--- START OF Task data ---

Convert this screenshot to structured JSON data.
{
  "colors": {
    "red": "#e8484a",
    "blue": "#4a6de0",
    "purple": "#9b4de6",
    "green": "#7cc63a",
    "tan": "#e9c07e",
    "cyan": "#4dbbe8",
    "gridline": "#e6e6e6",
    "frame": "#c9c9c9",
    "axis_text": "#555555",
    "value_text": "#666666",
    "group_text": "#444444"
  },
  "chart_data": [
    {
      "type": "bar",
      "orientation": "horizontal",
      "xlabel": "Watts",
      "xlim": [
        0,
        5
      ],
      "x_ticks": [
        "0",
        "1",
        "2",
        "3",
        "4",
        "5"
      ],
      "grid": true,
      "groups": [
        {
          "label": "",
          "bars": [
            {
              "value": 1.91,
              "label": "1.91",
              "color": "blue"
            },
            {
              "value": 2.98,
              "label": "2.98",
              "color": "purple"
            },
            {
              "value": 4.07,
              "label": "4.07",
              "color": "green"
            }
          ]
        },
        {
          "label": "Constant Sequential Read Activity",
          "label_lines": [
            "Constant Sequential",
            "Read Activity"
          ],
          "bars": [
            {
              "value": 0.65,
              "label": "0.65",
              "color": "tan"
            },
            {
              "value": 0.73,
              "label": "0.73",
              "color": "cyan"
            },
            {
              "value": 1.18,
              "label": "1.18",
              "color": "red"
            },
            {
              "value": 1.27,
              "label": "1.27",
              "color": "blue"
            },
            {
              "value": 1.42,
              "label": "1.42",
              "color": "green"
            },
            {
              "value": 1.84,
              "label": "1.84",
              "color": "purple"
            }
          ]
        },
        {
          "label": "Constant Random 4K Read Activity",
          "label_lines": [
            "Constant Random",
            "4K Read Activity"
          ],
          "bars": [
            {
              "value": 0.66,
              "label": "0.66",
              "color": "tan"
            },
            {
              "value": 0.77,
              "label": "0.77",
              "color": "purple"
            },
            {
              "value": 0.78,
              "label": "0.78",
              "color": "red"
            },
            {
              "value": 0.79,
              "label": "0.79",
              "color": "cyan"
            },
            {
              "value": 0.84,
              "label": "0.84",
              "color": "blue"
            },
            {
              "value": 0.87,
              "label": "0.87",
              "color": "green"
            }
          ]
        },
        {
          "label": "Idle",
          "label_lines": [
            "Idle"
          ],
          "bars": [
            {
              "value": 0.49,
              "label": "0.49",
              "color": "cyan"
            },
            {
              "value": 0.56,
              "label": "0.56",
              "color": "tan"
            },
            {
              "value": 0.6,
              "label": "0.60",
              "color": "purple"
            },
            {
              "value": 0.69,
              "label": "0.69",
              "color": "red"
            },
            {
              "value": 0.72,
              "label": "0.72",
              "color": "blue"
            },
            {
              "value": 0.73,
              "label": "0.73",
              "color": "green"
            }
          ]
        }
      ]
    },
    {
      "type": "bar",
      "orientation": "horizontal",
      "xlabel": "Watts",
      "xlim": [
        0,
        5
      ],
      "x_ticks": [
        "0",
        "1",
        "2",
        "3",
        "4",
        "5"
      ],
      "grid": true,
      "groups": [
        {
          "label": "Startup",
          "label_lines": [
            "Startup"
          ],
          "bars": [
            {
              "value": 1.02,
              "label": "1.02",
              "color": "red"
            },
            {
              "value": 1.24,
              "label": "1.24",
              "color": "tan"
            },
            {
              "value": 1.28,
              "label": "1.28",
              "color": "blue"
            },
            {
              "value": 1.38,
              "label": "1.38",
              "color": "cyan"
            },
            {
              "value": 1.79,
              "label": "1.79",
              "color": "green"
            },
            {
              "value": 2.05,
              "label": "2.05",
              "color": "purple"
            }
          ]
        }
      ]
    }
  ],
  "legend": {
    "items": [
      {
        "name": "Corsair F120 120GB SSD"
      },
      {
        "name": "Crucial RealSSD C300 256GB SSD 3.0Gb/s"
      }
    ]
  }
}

--- END OF Task data ---

● **Work to do**: The records above must be output exactly, in full.

● **Result of this exercise**:
Convert this screenshot to structured JSON data.
{
  "colors": {
    "red": "#e8484a",
    "blue": "#4a6de0",
    "purple": "#9b4de6",
    "green": "#7cc63a",
    "tan": "#e9c07e",
    "cyan": "#4dbbe8",
    "gridline": "#e6e6e6",
    "frame": "#c9c9c9",
    "axis_text": "#555555",
    "value_text": "#666666",
    "group_text": "#444444"
  },
  "chart_data": [
    {
      "type": "bar",
      "orientation": "horizontal",
      "xlabel": "Watts",
      "xlim": [
        0,
        5
      ],
      "x_ticks": [
        "0",
        "1",
        "2",
        "3",
        "4",
        "5"
      ],
      "grid": true,
      "groups": [
        {
          "label": "",
          "bars": [
            {
              "value": 1.91,
              "label": "1.91",
              "color": "blue"
            },
            {
              "value": 2.98,
              "label": "2.98",
              "color": "purple"
            },
            {
              "value": 4.07,
              "label": "4.07",
              "color": "green"
            }
          ]
        },
        {
          "label": "Constant Sequential Read Activity",
          "label_lines": [
            "Constant Sequential",
            "Read Activity"
          ],
          "bars": [
            {
              "value": 0.65,
              "label": "0.65",
              "color": "tan"
            },
            {
              "value": 0.73,
              "label": "0.73",
              "color": "cyan"
            },
            {
              "value": 1.18,
              "label": "1.18",
              "color": "red"
            },
            {
              "value": 1.27,
              "label": "1.27",
              "color": "blue"
            },
            {
              "value": 1.42,
              "label": "1.42",
              "color": "green"
            },
            {
              "value": 1.84,
              "label": "1.84",
              "color": "purple"
            }
          ]
        },
        {
          "label": "Constant Random 4K Read Activity",
          "label_lines": [
            "Constant Random",
            "4K Read Activity"
          ],
          "bars": [
            {
              "value": 0.66,
              "label": "0.66",
              "color": "tan"
            },
            {
              "value": 0.77,
              "label": "0.77",
              "color": "purple"
            },
            {
              "value": 0.78,
              "label": "0.78",
              "color": "red"
            },
            {
              "value": 0.79,
              "label": "0.79",
              "color": "cyan"
            },
            {
              "value": 0.84,
              "label": "0.84",
              "color": "blue"
            },
            {
              "value": 0.87,
              "label": "0.87",
              "color": "green"
            }
          ]
        },
        {
          "label": "Idle",
          "label_lines": [
            "Idle"
          ],
          "bars": [
            {
              "value": 0.49,
              "label": "0.49",
              "color": "cyan"
            },
            {
              "value": 0.56,
              "label": "0.56",
              "color": "tan"
            },
            {
              "value": 0.6,
              "label": "0.60",
              "color": "purple"
            },
            {
              "value": 0.69,
              "label": "0.69",
              "color": "red"
            },
            {
              "value": 0.72,
              "label": "0.72",
              "color": "blue"
            },
            {
              "value": 0.73,
              "label": "0.73",
              "color": "green"
            }
          ]
        }
      ]
    },
    {
      "type": "bar",
      "orientation": "horizontal",
      "xlabel": "Watts",
      "xlim": [
        0,
        5
      ],
      "x_ticks": [
        "0",
        "1",
        "2",
        "3",
        "4",
        "5"
      ],
      "grid": true,
      "groups": [
        {
          "label": "Startup",
          "label_lines": [
            "Startup"
          ],
          "bars": [
            {
              "value": 1.02,
              "label": "1.02",
              "color": "red"
            },
            {
              "value": 1.24,
              "label": "1.24",
              "color": "tan"
            },
            {
              "value": 1.28,
              "label": "1.28",
              "color": "blue"
            },
            {
              "value": 1.38,
              "label": "1.38",
              "color": "cyan"
            },
            {
              "value": 1.79,
              "label": "1.79",
              "color": "green"
            },
            {
              "value": 2.05,
              "label": "2.05",
              "color": "purple"
            }
          ]
        }
      ]
    }
  ],
  "legend": {
    "items": [
      {
        "name": "Corsair F120 120GB SSD"
      },
      {
        "name": "Crucial RealSSD C300 256GB SSD 3.0Gb/s"
      }
    ]
  }
}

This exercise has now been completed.